──────── ENTRIES SHOWN

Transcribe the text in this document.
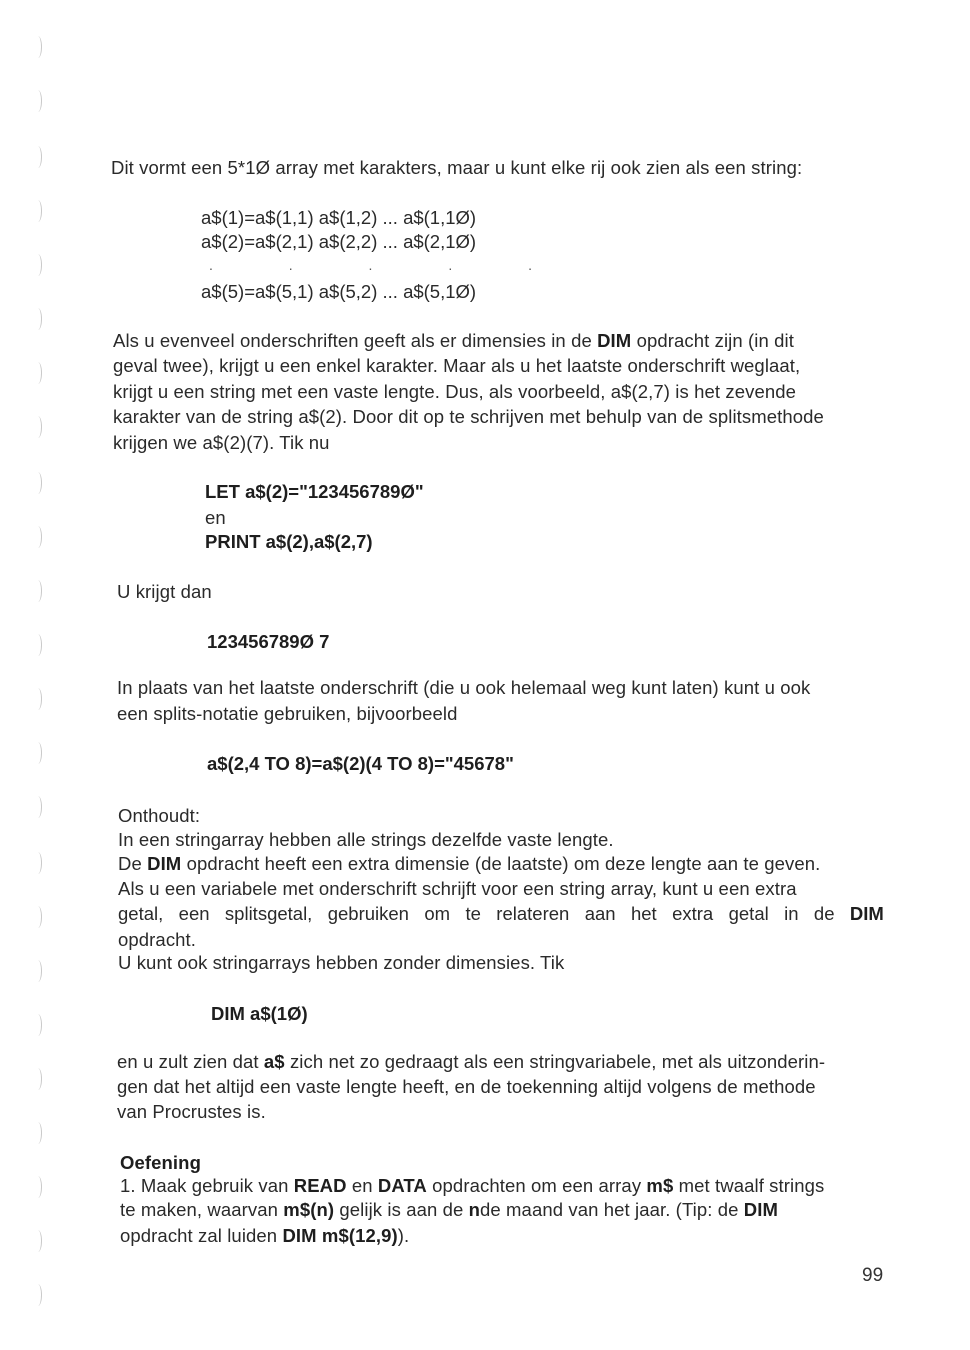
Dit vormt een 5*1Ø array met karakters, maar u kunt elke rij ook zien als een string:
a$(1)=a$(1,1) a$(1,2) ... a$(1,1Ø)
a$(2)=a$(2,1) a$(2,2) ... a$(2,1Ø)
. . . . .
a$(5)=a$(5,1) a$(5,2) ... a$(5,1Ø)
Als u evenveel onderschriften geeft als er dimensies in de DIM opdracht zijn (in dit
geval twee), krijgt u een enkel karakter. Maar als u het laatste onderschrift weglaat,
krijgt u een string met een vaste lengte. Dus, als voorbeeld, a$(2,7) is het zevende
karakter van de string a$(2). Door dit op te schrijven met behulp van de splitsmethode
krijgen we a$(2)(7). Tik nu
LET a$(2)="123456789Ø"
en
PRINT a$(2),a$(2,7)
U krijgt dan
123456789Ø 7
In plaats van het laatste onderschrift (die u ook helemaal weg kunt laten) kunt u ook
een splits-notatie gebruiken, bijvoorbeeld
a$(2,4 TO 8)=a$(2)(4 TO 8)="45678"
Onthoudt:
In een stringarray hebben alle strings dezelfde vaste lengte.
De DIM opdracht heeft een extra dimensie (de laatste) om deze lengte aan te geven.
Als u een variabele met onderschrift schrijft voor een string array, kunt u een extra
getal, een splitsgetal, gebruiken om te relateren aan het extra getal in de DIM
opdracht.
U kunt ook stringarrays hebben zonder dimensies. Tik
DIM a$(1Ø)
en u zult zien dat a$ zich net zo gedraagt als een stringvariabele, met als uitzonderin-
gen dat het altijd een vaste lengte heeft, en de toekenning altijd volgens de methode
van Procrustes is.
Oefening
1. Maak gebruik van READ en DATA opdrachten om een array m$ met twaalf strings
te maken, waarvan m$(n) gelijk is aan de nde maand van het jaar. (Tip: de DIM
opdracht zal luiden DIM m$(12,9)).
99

────────────────

**TO BE DONE:** Repeat all the data as it stands, dropping any images it holds.

**WORKED ANSWER:**
Transcribe the text in this document.
Dit vormt een 5*1Ø array met karakters, maar u kunt elke rij ook zien als een string:
a$(1)=a$(1,1) a$(1,2) ... a$(1,1Ø)
a$(2)=a$(2,1) a$(2,2) ... a$(2,1Ø)
. . . . .
a$(5)=a$(5,1) a$(5,2) ... a$(5,1Ø)
Als u evenveel onderschriften geeft als er dimensies in de DIM opdracht zijn (in dit
geval twee), krijgt u een enkel karakter. Maar als u het laatste onderschrift weglaat,
krijgt u een string met een vaste lengte. Dus, als voorbeeld, a$(2,7) is het zevende
karakter van de string a$(2). Door dit op te schrijven met behulp van de splitsmethode
krijgen we a$(2)(7). Tik nu
LET a$(2)="123456789Ø"
en
PRINT a$(2),a$(2,7)
U krijgt dan
123456789Ø 7
In plaats van het laatste onderschrift (die u ook helemaal weg kunt laten) kunt u ook
een splits-notatie gebruiken, bijvoorbeeld
a$(2,4 TO 8)=a$(2)(4 TO 8)="45678"
Onthoudt:
In een stringarray hebben alle strings dezelfde vaste lengte.
De DIM opdracht heeft een extra dimensie (de laatste) om deze lengte aan te geven.
Als u een variabele met onderschrift schrijft voor een string array, kunt u een extra
getal, een splitsgetal, gebruiken om te relateren aan het extra getal in de DIM
opdracht.
U kunt ook stringarrays hebben zonder dimensies. Tik
DIM a$(1Ø)
en u zult zien dat a$ zich net zo gedraagt als een stringvariabele, met als uitzonderin-
gen dat het altijd een vaste lengte heeft, en de toekenning altijd volgens de methode
van Procrustes is.
Oefening
1. Maak gebruik van READ en DATA opdrachten om een array m$ met twaalf strings
te maken, waarvan m$(n) gelijk is aan de nde maand van het jaar. (Tip: de DIM
opdracht zal luiden DIM m$(12,9)).
99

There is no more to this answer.